##### Dataset entries #####
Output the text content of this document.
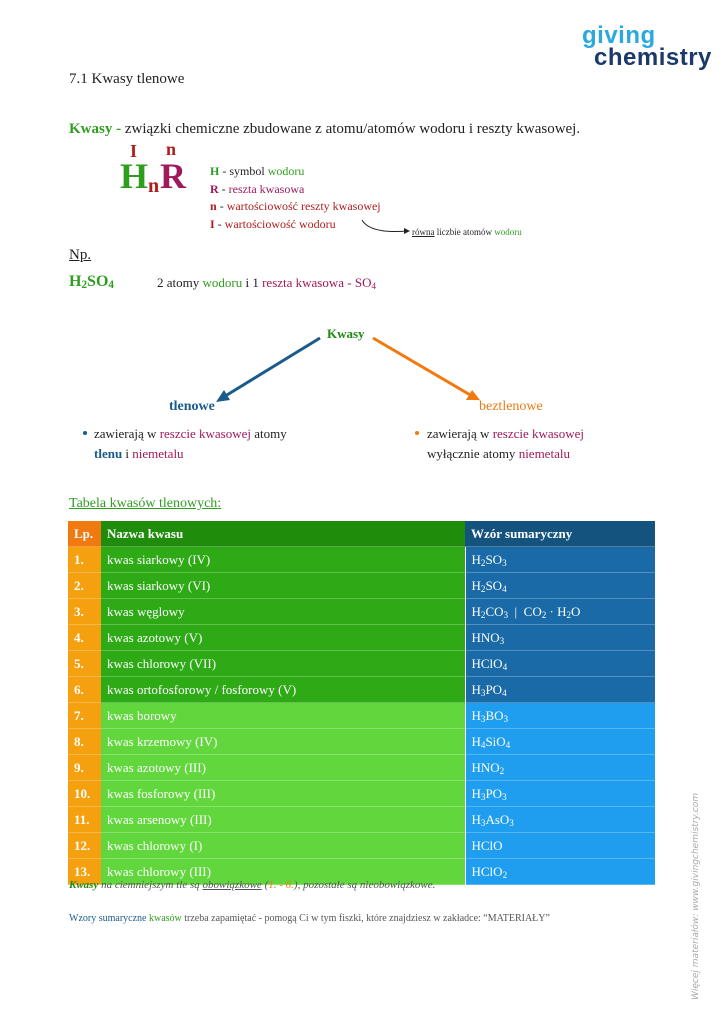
giving
chemistry
7.1 Kwasy tlenowe
Kwasy - związki chemiczne zbudowane z atomu/atomów wodoru i reszty kwasowej.
I n
H n R H - symbol wodoru
R - reszta kwasowa
n - wartościowość reszty kwasowej
I - wartościowość wodoru
równa liczbie atomów wodoru
Np.
$H_2SO_4$	2 atomy wodoru i 1 reszta kwasowa - $SO_4$
Kwasy
tlenowe	beztlenowe
zawierają w reszcie kwasowej atomy
tlenu i niemetalu
zawierają w reszcie kwasowej
wyłącznie atomy niemetalu
Tabela kwasów tlenowych:
Lp.	Nazwa kwasu	Wzór sumaryczny
1.	kwas siarkowy (IV)	$H_2SO_3$
2.	kwas siarkowy (VI)	$H_2SO_4$
3.	kwas węglowy	$H_2CO_3$  |  $CO_2 \cdot H_2O$
4.	kwas azotowy (V)	$HNO_3$
5.	kwas chlorowy (VII)	HClO$_4$
6.	kwas ortofosforowy / fosforowy (V)	$H_3PO_4$
7.	kwas borowy	$H_3BO_3$
8.	kwas krzemowy (IV)	$H_4SiO_4$
9.	kwas azotowy (III)	$HNO_2$
10.	kwas fosforowy (III)	$H_3PO_3$
11.	kwas arsenowy (III)	$H_3AsO_3$
12.	kwas chlorowy (I)	HClO
13.	kwas chlorowy (III)	HClO$_2$
Kwasy na ciemniejszym tle są obowiązkowe (1. - 6.), pozostałe są nieobowiązkowe.
Wzory sumaryczne kwasów trzeba zapamiętać - pomogą Ci w tym fiszki, które znajdziesz w zakładce: “MATERIAŁY”	Więcej materiałów: www.givingchemistry.com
#####
Tally every line of the listing that holds the string "reszcie", then give the number by itself.

2